What is expected: Below are records to be output exactly, every one of them.

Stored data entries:
★ ★ ★ ★ ★ ★ ★
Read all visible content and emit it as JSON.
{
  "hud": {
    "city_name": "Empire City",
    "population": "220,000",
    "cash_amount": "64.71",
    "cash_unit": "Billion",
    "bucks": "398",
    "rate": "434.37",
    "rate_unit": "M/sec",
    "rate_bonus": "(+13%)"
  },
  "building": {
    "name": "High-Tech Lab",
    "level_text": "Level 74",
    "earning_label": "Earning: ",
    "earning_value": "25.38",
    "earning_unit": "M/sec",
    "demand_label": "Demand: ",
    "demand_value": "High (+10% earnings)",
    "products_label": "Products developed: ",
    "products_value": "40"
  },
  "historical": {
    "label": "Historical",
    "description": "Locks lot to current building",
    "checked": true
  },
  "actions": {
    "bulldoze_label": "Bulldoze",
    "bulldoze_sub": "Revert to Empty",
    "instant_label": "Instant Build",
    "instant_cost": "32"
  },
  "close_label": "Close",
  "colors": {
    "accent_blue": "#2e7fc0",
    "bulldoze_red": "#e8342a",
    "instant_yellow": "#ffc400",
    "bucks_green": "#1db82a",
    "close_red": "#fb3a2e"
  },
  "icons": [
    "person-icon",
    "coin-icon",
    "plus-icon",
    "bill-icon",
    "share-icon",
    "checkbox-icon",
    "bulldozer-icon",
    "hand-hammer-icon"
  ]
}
★ ★ ★ ★ ★ ★ ★
Full solution:
Read all visible content and emit it as JSON.
{
  "hud": {
    "city_name": "Empire City",
    "population": "220,000",
    "cash_amount": "64.71",
    "cash_unit": "Billion",
    "bucks": "398",
    "rate": "434.37",
    "rate_unit": "M/sec",
    "rate_bonus": "(+13%)"
  },
  "building": {
    "name": "High-Tech Lab",
    "level_text": "Level 74",
    "earning_label": "Earning: ",
    "earning_value": "25.38",
    "earning_unit": "M/sec",
    "demand_label": "Demand: ",
    "demand_value": "High (+10% earnings)",
    "products_label": "Products developed: ",
    "products_value": "40"
  },
  "historical": {
    "label": "Historical",
    "description": "Locks lot to current building",
    "checked": true
  },
  "actions": {
    "bulldoze_label": "Bulldoze",
    "bulldoze_sub": "Revert to Empty",
    "instant_label": "Instant Build",
    "instant_cost": "32"
  },
  "close_label": "Close",
  "colors": {
    "accent_blue": "#2e7fc0",
    "bulldoze_red": "#e8342a",
    "instant_yellow": "#ffc400",
    "bucks_green": "#1db82a",
    "close_red": "#fb3a2e"
  },
  "icons": [
    "person-icon",
    "coin-icon",
    "plus-icon",
    "bill-icon",
    "share-icon",
    "checkbox-icon",
    "bulldozer-icon",
    "hand-hammer-icon"
  ]
}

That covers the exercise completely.